Dataset items:
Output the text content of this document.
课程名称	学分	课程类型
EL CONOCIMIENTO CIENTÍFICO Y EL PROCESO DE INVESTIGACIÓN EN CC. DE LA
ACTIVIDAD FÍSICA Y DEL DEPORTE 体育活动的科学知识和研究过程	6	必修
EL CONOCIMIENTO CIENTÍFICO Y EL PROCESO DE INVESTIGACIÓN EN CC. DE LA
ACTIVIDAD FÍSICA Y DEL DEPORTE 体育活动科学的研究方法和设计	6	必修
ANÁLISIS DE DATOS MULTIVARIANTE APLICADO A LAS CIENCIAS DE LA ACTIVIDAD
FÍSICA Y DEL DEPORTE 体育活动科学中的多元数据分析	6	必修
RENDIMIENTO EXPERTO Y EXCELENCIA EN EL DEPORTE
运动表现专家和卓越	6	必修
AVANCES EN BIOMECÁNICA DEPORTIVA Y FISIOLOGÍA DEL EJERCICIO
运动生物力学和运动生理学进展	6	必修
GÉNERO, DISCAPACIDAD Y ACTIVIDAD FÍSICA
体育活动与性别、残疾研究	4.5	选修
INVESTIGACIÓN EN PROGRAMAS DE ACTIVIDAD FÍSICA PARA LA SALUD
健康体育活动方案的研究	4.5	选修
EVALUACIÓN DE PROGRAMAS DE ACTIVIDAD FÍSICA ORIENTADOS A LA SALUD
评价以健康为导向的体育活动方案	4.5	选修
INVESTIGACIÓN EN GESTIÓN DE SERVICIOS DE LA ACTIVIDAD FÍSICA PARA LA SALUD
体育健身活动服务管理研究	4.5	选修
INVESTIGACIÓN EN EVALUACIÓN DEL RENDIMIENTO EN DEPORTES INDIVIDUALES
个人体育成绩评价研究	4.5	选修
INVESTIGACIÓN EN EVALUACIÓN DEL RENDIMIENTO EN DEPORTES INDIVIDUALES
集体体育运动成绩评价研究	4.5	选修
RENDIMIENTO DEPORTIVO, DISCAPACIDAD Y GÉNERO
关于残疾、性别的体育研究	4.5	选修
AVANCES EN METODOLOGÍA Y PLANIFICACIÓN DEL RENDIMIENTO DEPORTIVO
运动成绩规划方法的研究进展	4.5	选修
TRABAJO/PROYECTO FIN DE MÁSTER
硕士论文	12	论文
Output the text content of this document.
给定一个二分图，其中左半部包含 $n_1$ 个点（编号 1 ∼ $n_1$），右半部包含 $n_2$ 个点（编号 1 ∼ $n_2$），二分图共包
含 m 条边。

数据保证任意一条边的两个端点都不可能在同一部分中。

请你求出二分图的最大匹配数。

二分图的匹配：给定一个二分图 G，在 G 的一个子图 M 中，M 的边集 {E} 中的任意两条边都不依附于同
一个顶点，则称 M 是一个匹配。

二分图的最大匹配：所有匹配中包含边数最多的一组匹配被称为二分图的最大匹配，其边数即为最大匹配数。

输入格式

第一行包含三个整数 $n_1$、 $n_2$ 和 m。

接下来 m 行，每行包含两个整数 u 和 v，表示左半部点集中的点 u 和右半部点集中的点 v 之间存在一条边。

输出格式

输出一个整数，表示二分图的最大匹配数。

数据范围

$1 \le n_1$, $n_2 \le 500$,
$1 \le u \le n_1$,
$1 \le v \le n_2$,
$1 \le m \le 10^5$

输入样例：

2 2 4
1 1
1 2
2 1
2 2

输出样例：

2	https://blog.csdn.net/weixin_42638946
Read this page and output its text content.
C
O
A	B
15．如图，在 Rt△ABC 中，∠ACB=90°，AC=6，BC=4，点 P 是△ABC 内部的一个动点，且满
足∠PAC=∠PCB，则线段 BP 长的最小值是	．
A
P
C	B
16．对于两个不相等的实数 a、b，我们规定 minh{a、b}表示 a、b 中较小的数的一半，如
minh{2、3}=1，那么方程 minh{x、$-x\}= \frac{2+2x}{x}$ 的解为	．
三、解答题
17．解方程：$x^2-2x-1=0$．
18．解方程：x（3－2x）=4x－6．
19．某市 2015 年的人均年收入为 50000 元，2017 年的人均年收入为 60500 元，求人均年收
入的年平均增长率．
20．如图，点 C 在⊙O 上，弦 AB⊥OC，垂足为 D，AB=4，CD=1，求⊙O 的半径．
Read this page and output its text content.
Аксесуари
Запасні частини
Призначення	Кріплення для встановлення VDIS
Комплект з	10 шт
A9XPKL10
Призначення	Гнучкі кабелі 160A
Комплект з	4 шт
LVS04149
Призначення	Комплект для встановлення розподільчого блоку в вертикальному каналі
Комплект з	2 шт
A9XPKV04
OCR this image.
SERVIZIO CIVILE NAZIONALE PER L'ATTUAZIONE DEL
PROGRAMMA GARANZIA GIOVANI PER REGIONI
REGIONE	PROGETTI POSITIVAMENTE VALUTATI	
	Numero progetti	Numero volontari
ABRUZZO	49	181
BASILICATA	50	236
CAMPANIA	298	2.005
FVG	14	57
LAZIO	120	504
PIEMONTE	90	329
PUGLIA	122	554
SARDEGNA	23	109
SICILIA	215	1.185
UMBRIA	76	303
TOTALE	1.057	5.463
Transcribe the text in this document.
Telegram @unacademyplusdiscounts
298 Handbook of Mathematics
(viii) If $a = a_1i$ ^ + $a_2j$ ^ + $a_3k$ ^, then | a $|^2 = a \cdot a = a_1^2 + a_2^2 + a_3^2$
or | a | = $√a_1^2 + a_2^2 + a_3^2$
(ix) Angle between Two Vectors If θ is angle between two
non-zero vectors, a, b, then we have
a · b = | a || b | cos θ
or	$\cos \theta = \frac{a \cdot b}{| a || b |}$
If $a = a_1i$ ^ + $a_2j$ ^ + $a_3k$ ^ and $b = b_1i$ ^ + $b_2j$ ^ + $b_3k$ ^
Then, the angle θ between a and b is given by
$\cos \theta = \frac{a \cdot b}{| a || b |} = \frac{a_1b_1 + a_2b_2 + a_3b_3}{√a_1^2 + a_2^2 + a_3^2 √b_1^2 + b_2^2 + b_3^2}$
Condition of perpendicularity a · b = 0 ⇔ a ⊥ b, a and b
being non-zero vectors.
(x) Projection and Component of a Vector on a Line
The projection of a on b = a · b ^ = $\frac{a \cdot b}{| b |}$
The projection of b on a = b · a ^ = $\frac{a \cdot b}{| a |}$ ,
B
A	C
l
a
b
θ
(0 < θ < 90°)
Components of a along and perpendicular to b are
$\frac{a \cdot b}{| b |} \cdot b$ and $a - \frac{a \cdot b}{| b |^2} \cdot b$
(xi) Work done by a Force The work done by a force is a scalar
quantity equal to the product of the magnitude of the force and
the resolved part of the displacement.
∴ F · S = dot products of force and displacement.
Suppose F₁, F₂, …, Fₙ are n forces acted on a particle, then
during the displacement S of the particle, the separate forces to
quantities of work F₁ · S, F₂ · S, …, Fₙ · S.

### Job
Reproduce the material exactly, with every line intact.

### Problem solution
Output the text content of this document.
课程名称	学分	课程类型
EL CONOCIMIENTO CIENTÍFICO Y EL PROCESO DE INVESTIGACIÓN EN CC. DE LA
ACTIVIDAD FÍSICA Y DEL DEPORTE 体育活动的科学知识和研究过程	6	必修
EL CONOCIMIENTO CIENTÍFICO Y EL PROCESO DE INVESTIGACIÓN EN CC. DE LA
ACTIVIDAD FÍSICA Y DEL DEPORTE 体育活动科学的研究方法和设计	6	必修
ANÁLISIS DE DATOS MULTIVARIANTE APLICADO A LAS CIENCIAS DE LA ACTIVIDAD
FÍSICA Y DEL DEPORTE 体育活动科学中的多元数据分析	6	必修
RENDIMIENTO EXPERTO Y EXCELENCIA EN EL DEPORTE
运动表现专家和卓越	6	必修
AVANCES EN BIOMECÁNICA DEPORTIVA Y FISIOLOGÍA DEL EJERCICIO
运动生物力学和运动生理学进展	6	必修
GÉNERO, DISCAPACIDAD Y ACTIVIDAD FÍSICA
体育活动与性别、残疾研究	4.5	选修
INVESTIGACIÓN EN PROGRAMAS DE ACTIVIDAD FÍSICA PARA LA SALUD
健康体育活动方案的研究	4.5	选修
EVALUACIÓN DE PROGRAMAS DE ACTIVIDAD FÍSICA ORIENTADOS A LA SALUD
评价以健康为导向的体育活动方案	4.5	选修
INVESTIGACIÓN EN GESTIÓN DE SERVICIOS DE LA ACTIVIDAD FÍSICA PARA LA SALUD
体育健身活动服务管理研究	4.5	选修
INVESTIGACIÓN EN EVALUACIÓN DEL RENDIMIENTO EN DEPORTES INDIVIDUALES
个人体育成绩评价研究	4.5	选修
INVESTIGACIÓN EN EVALUACIÓN DEL RENDIMIENTO EN DEPORTES INDIVIDUALES
集体体育运动成绩评价研究	4.5	选修
RENDIMIENTO DEPORTIVO, DISCAPACIDAD Y GÉNERO
关于残疾、性别的体育研究	4.5	选修
AVANCES EN METODOLOGÍA Y PLANIFICACIÓN DEL RENDIMIENTO DEPORTIVO
运动成绩规划方法的研究进展	4.5	选修
TRABAJO/PROYECTO FIN DE MÁSTER
硕士论文	12	论文
Output the text content of this document.
给定一个二分图，其中左半部包含 $n_1$ 个点（编号 1 ∼ $n_1$），右半部包含 $n_2$ 个点（编号 1 ∼ $n_2$），二分图共包
含 m 条边。

数据保证任意一条边的两个端点都不可能在同一部分中。

请你求出二分图的最大匹配数。

二分图的匹配：给定一个二分图 G，在 G 的一个子图 M 中，M 的边集 {E} 中的任意两条边都不依附于同
一个顶点，则称 M 是一个匹配。

二分图的最大匹配：所有匹配中包含边数最多的一组匹配被称为二分图的最大匹配，其边数即为最大匹配数。

输入格式

第一行包含三个整数 $n_1$、 $n_2$ 和 m。

接下来 m 行，每行包含两个整数 u 和 v，表示左半部点集中的点 u 和右半部点集中的点 v 之间存在一条边。

输出格式

输出一个整数，表示二分图的最大匹配数。

数据范围

$1 \le n_1$, $n_2 \le 500$,
$1 \le u \le n_1$,
$1 \le v \le n_2$,
$1 \le m \le 10^5$

输入样例：

2 2 4
1 1
1 2
2 1
2 2

输出样例：

2	https://blog.csdn.net/weixin_42638946
Read this page and output its text content.
C
O
A	B
15．如图，在 Rt△ABC 中，∠ACB=90°，AC=6，BC=4，点 P 是△ABC 内部的一个动点，且满
足∠PAC=∠PCB，则线段 BP 长的最小值是	．
A
P
C	B
16．对于两个不相等的实数 a、b，我们规定 minh{a、b}表示 a、b 中较小的数的一半，如
minh{2、3}=1，那么方程 minh{x、$-x\}= \frac{2+2x}{x}$ 的解为	．
三、解答题
17．解方程：$x^2-2x-1=0$．
18．解方程：x（3－2x）=4x－6．
19．某市 2015 年的人均年收入为 50000 元，2017 年的人均年收入为 60500 元，求人均年收
入的年平均增长率．
20．如图，点 C 在⊙O 上，弦 AB⊥OC，垂足为 D，AB=4，CD=1，求⊙O 的半径．
Read this page and output its text content.
Аксесуари
Запасні частини
Призначення	Кріплення для встановлення VDIS
Комплект з	10 шт
A9XPKL10
Призначення	Гнучкі кабелі 160A
Комплект з	4 шт
LVS04149
Призначення	Комплект для встановлення розподільчого блоку в вертикальному каналі
Комплект з	2 шт
A9XPKV04
OCR this image.
SERVIZIO CIVILE NAZIONALE PER L'ATTUAZIONE DEL
PROGRAMMA GARANZIA GIOVANI PER REGIONI
REGIONE	PROGETTI POSITIVAMENTE VALUTATI	
	Numero progetti	Numero volontari
ABRUZZO	49	181
BASILICATA	50	236
CAMPANIA	298	2.005
FVG	14	57
LAZIO	120	504
PIEMONTE	90	329
PUGLIA	122	554
SARDEGNA	23	109
SICILIA	215	1.185
UMBRIA	76	303
TOTALE	1.057	5.463
Transcribe the text in this document.
Telegram @unacademyplusdiscounts
298 Handbook of Mathematics
(viii) If $a = a_1i$ ^ + $a_2j$ ^ + $a_3k$ ^, then | a $|^2 = a \cdot a = a_1^2 + a_2^2 + a_3^2$
or | a | = $√a_1^2 + a_2^2 + a_3^2$
(ix) Angle between Two Vectors If θ is angle between two
non-zero vectors, a, b, then we have
a · b = | a || b | cos θ
or	$\cos \theta = \frac{a \cdot b}{| a || b |}$
If $a = a_1i$ ^ + $a_2j$ ^ + $a_3k$ ^ and $b = b_1i$ ^ + $b_2j$ ^ + $b_3k$ ^
Then, the angle θ between a and b is given by
$\cos \theta = \frac{a \cdot b}{| a || b |} = \frac{a_1b_1 + a_2b_2 + a_3b_3}{√a_1^2 + a_2^2 + a_3^2 √b_1^2 + b_2^2 + b_3^2}$
Condition of perpendicularity a · b = 0 ⇔ a ⊥ b, a and b
being non-zero vectors.
(x) Projection and Component of a Vector on a Line
The projection of a on b = a · b ^ = $\frac{a \cdot b}{| b |}$
The projection of b on a = b · a ^ = $\frac{a \cdot b}{| a |}$ ,
B
A	C
l
a
b
θ
(0 < θ < 90°)
Components of a along and perpendicular to b are
$\frac{a \cdot b}{| b |} \cdot b$ and $a - \frac{a \cdot b}{| b |^2} \cdot b$
(xi) Work done by a Force The work done by a force is a scalar
quantity equal to the product of the magnitude of the force and
the resolved part of the displacement.
∴ F · S = dot products of force and displacement.
Suppose F₁, F₂, …, Fₙ are n forces acted on a particle, then
during the displacement S of the particle, the separate forces to
quantities of work F₁ · S, F₂ · S, …, Fₙ · S.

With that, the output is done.